===== PROVIDED RECORDS =====

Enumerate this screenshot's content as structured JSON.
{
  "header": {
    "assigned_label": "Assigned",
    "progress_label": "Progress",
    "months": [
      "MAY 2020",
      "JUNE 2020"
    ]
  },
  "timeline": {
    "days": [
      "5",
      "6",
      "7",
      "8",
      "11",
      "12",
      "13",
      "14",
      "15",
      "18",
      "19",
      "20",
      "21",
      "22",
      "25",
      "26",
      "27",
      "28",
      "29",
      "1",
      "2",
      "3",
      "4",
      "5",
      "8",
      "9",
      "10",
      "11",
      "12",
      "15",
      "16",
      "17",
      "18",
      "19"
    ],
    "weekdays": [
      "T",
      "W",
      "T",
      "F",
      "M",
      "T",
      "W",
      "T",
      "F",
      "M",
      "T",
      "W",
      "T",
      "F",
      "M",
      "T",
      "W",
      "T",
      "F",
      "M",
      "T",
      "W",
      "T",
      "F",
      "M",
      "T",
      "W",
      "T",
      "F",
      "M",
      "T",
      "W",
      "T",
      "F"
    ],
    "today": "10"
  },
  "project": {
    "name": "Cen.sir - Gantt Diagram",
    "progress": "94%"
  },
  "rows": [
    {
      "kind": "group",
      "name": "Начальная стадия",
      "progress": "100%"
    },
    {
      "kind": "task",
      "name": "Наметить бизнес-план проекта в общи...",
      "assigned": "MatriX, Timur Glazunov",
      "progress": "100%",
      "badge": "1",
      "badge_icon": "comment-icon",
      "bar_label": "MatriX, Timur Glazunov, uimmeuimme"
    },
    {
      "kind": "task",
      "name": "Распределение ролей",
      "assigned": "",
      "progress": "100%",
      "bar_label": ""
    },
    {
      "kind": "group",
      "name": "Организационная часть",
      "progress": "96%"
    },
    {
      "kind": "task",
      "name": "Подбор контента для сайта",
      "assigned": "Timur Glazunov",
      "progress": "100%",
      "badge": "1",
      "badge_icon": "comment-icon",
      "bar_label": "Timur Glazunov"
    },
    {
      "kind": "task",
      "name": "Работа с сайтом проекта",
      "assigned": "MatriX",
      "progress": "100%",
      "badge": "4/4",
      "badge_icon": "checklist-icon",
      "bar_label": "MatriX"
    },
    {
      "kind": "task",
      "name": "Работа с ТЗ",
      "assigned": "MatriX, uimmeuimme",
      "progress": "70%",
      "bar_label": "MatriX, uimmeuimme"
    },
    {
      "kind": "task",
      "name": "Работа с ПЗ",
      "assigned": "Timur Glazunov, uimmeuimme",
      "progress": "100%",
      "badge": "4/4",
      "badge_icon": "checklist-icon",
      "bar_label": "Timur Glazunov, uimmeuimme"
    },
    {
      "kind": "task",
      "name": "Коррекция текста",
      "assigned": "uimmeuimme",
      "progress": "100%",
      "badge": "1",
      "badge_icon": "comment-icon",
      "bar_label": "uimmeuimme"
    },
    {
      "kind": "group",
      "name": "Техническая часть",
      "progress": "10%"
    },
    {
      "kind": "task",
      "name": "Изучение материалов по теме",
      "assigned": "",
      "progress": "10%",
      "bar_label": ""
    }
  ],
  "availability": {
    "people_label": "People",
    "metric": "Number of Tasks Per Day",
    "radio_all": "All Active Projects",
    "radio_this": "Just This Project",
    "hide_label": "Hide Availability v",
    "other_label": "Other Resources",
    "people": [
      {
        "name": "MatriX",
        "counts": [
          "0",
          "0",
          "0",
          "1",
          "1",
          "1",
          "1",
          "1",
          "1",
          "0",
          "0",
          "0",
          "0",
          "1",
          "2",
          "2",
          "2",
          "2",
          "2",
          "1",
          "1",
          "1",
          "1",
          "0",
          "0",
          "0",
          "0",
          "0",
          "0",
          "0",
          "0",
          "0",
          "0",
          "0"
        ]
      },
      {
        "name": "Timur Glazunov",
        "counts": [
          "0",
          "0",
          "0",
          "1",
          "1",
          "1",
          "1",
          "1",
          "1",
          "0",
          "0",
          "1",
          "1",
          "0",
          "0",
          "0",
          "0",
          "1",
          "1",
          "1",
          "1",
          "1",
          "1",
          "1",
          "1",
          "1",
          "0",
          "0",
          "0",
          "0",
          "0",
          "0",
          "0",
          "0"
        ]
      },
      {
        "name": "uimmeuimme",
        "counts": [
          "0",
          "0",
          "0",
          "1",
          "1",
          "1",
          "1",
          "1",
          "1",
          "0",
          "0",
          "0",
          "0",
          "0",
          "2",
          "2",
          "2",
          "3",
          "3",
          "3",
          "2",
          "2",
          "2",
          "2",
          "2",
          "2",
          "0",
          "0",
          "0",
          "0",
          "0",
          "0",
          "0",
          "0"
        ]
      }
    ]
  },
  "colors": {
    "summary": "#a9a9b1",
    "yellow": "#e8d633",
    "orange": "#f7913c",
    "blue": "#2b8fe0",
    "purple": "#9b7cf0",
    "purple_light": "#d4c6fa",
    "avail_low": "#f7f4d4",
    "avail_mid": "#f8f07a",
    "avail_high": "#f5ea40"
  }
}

=====

**WHAT YOU HAVE TO DO**
Write out the records shown above, exactly as they appear.

**OUTPUT**
Enumerate this screenshot's content as structured JSON.
{
  "header": {
    "assigned_label": "Assigned",
    "progress_label": "Progress",
    "months": [
      "MAY 2020",
      "JUNE 2020"
    ]
  },
  "timeline": {
    "days": [
      "5",
      "6",
      "7",
      "8",
      "11",
      "12",
      "13",
      "14",
      "15",
      "18",
      "19",
      "20",
      "21",
      "22",
      "25",
      "26",
      "27",
      "28",
      "29",
      "1",
      "2",
      "3",
      "4",
      "5",
      "8",
      "9",
      "10",
      "11",
      "12",
      "15",
      "16",
      "17",
      "18",
      "19"
    ],
    "weekdays": [
      "T",
      "W",
      "T",
      "F",
      "M",
      "T",
      "W",
      "T",
      "F",
      "M",
      "T",
      "W",
      "T",
      "F",
      "M",
      "T",
      "W",
      "T",
      "F",
      "M",
      "T",
      "W",
      "T",
      "F",
      "M",
      "T",
      "W",
      "T",
      "F",
      "M",
      "T",
      "W",
      "T",
      "F"
    ],
    "today": "10"
  },
  "project": {
    "name": "Cen.sir - Gantt Diagram",
    "progress": "94%"
  },
  "rows": [
    {
      "kind": "group",
      "name": "Начальная стадия",
      "progress": "100%"
    },
    {
      "kind": "task",
      "name": "Наметить бизнес-план проекта в общи...",
      "assigned": "MatriX, Timur Glazunov",
      "progress": "100%",
      "badge": "1",
      "badge_icon": "comment-icon",
      "bar_label": "MatriX, Timur Glazunov, uimmeuimme"
    },
    {
      "kind": "task",
      "name": "Распределение ролей",
      "assigned": "",
      "progress": "100%",
      "bar_label": ""
    },
    {
      "kind": "group",
      "name": "Организационная часть",
      "progress": "96%"
    },
    {
      "kind": "task",
      "name": "Подбор контента для сайта",
      "assigned": "Timur Glazunov",
      "progress": "100%",
      "badge": "1",
      "badge_icon": "comment-icon",
      "bar_label": "Timur Glazunov"
    },
    {
      "kind": "task",
      "name": "Работа с сайтом проекта",
      "assigned": "MatriX",
      "progress": "100%",
      "badge": "4/4",
      "badge_icon": "checklist-icon",
      "bar_label": "MatriX"
    },
    {
      "kind": "task",
      "name": "Работа с ТЗ",
      "assigned": "MatriX, uimmeuimme",
      "progress": "70%",
      "bar_label": "MatriX, uimmeuimme"
    },
    {
      "kind": "task",
      "name": "Работа с ПЗ",
      "assigned": "Timur Glazunov, uimmeuimme",
      "progress": "100%",
      "badge": "4/4",
      "badge_icon": "checklist-icon",
      "bar_label": "Timur Glazunov, uimmeuimme"
    },
    {
      "kind": "task",
      "name": "Коррекция текста",
      "assigned": "uimmeuimme",
      "progress": "100%",
      "badge": "1",
      "badge_icon": "comment-icon",
      "bar_label": "uimmeuimme"
    },
    {
      "kind": "group",
      "name": "Техническая часть",
      "progress": "10%"
    },
    {
      "kind": "task",
      "name": "Изучение материалов по теме",
      "assigned": "",
      "progress": "10%",
      "bar_label": ""
    }
  ],
  "availability": {
    "people_label": "People",
    "metric": "Number of Tasks Per Day",
    "radio_all": "All Active Projects",
    "radio_this": "Just This Project",
    "hide_label": "Hide Availability v",
    "other_label": "Other Resources",
    "people": [
      {
        "name": "MatriX",
        "counts": [
          "0",
          "0",
          "0",
          "1",
          "1",
          "1",
          "1",
          "1",
          "1",
          "0",
          "0",
          "0",
          "0",
          "1",
          "2",
          "2",
          "2",
          "2",
          "2",
          "1",
          "1",
          "1",
          "1",
          "0",
          "0",
          "0",
          "0",
          "0",
          "0",
          "0",
          "0",
          "0",
          "0",
          "0"
        ]
      },
      {
        "name": "Timur Glazunov",
        "counts": [
          "0",
          "0",
          "0",
          "1",
          "1",
          "1",
          "1",
          "1",
          "1",
          "0",
          "0",
          "1",
          "1",
          "0",
          "0",
          "0",
          "0",
          "1",
          "1",
          "1",
          "1",
          "1",
          "1",
          "1",
          "1",
          "1",
          "0",
          "0",
          "0",
          "0",
          "0",
          "0",
          "0",
          "0"
        ]
      },
      {
        "name": "uimmeuimme",
        "counts": [
          "0",
          "0",
          "0",
          "1",
          "1",
          "1",
          "1",
          "1",
          "1",
          "0",
          "0",
          "0",
          "0",
          "0",
          "2",
          "2",
          "2",
          "3",
          "3",
          "3",
          "2",
          "2",
          "2",
          "2",
          "2",
          "2",
          "0",
          "0",
          "0",
          "0",
          "0",
          "0",
          "0",
          "0"
        ]
      }
    ]
  },
  "colors": {
    "summary": "#a9a9b1",
    "yellow": "#e8d633",
    "orange": "#f7913c",
    "blue": "#2b8fe0",
    "purple": "#9b7cf0",
    "purple_light": "#d4c6fa",
    "avail_low": "#f7f4d4",
    "avail_mid": "#f8f07a",
    "avail_high": "#f5ea40"
  }
}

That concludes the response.